BEGIN EXCERPT PROVIDED
It is important to note that the role is generating an XML encoded configuration to be loaded in the ArcOS configuration daemon. XML encoded files are more efficient files for the configuration daemon to process and allows for a cleaner updating running configuration. We can abstract this detail away from the network operator by providing a template interface for the configuration. In this case, the arcos-l2evpn role will render the vlans list from the leaf group_var file, which is a very easy to read YAML file, into the correct XML encoding.

vlans:
  - id: 10
    state: present
  - id: 20
    state: present
  - id: 30
    state: present
  - id: 40
    state: present
  - id: 50
    state: present
  - id: 200
    state: present

Using this approach, the same XML template will be used for each configuration push, ensuring predictable results. Each role shown in the main playbook follow this same structure, with the only difference being which variable file it will be using to render a candidate config. For example, the arcos-bgp role will be using a host_var defined BGP array since each node will have unique values for the BGP config:

bgp:
  as: 65001
  router_id: "1.1.1.1"
  address_families:
     - name: IPV4_UNICAST
       networks: 
          - "1.1.1.1/32" 
     - name: L2VPN_EVPN
 
  ecmp: 32
  neighbors:
    - ip: 2.1.1.1
      peer_group: spine-evpn
    - ip: 2.1.1.2
      peer_group: spine-evpn
    - ip: 192.168.0.1 
      peer_group: spine-underlay
    - ip: 192.168.0.7
      peer_group: spine-underlay
 
  peer_groups:
    - name: spine-evpn
      as: 65100
      local_address: "1.1.1.1"  
      multihop: 5
      address_family: "L2VPN_EVPN" 
    - name: spine-underlay
      as: 65100
      address_family: "IPV4_UNICAST"

The YAML data models show here are just a suggestion. They could be easily modified to fit a different source of truth or templating structure.

Ansible’s built-in features of templates and well-defined host attribute structure, makes it easier to write automation that are consistent, repeatable and error-free. This will allow the operations team to complete those dreaded weekend change windows and still have time enjoy their weekend.
END EXCERPT PROVIDED
BEGIN THE INPUT
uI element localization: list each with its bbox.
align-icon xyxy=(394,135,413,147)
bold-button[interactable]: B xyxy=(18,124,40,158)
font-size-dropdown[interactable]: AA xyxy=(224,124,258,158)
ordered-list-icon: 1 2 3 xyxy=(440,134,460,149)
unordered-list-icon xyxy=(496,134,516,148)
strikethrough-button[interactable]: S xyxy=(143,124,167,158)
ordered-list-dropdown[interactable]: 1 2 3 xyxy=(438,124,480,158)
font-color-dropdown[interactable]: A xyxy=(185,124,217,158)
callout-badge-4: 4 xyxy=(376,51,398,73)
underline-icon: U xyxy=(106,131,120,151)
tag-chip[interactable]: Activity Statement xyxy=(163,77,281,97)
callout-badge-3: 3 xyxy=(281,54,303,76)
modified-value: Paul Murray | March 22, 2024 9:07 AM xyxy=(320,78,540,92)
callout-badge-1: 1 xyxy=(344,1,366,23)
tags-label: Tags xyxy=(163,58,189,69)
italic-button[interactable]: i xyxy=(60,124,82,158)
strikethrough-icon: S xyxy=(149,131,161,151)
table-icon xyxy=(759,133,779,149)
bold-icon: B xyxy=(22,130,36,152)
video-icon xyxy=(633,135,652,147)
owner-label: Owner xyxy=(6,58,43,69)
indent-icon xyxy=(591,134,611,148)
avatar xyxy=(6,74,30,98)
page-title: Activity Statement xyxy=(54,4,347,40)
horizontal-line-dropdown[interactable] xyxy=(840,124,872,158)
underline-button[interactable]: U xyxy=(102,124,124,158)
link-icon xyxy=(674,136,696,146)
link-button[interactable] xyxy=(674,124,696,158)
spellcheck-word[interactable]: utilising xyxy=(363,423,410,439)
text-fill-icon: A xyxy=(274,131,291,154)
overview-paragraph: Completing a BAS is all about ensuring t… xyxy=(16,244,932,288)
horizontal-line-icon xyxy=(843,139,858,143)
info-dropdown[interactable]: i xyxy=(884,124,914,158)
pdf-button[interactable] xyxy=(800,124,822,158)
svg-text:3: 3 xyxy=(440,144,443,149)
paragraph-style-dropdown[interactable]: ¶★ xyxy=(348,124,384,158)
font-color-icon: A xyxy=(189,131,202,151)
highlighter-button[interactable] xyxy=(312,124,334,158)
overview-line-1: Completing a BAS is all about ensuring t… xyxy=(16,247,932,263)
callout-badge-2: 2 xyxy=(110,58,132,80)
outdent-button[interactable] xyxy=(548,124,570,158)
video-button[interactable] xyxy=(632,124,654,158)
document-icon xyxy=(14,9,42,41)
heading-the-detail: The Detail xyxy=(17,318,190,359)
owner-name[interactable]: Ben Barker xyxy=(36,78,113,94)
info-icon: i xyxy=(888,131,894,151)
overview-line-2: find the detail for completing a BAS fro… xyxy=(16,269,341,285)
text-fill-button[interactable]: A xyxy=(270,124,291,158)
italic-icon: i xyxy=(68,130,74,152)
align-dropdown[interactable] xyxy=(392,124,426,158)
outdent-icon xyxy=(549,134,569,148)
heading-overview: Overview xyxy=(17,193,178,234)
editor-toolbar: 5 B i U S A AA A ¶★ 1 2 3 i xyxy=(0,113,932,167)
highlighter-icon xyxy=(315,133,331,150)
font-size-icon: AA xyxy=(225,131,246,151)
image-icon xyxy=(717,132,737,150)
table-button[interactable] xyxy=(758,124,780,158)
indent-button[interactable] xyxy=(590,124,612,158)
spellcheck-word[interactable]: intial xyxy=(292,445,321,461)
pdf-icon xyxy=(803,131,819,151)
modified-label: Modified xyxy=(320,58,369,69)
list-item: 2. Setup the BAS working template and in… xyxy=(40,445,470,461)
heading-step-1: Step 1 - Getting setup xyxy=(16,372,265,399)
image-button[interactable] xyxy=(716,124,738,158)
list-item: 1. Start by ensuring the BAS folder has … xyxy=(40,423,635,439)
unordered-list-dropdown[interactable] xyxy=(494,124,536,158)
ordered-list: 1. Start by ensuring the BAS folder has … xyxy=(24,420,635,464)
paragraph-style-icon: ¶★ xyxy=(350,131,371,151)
END THE INPUT
■ ACTIONS TO TAKE:
1. Answer these questions about the ArcOS configuration text:
(a) In what encoding does the role generate the configuration loaded into the ArcOS configuration daemon?
(b) What kind of variable file does the arcos-bgp role use to render its candidate config?
(c) What value is given for ecmp in the BGP data?
2. Return the lines of the records from the start through the line containing "ordered-list-icon: 1 2", including both ends, reproduced without any changes.

■ PER-TASK ANSWERS:
1.
(a) XML encoding.
(b) A host_var defined BGP array.
(c) 32.

2.
uI element localization: list each with its bbox.
align-icon xyxy=(394,135,413,147)
bold-button[interactable]: B xyxy=(18,124,40,158)
font-size-dropdown[interactable]: AA xyxy=(224,124,258,158)
ordered-list-icon: 1 2 3 xyxy=(440,134,460,149)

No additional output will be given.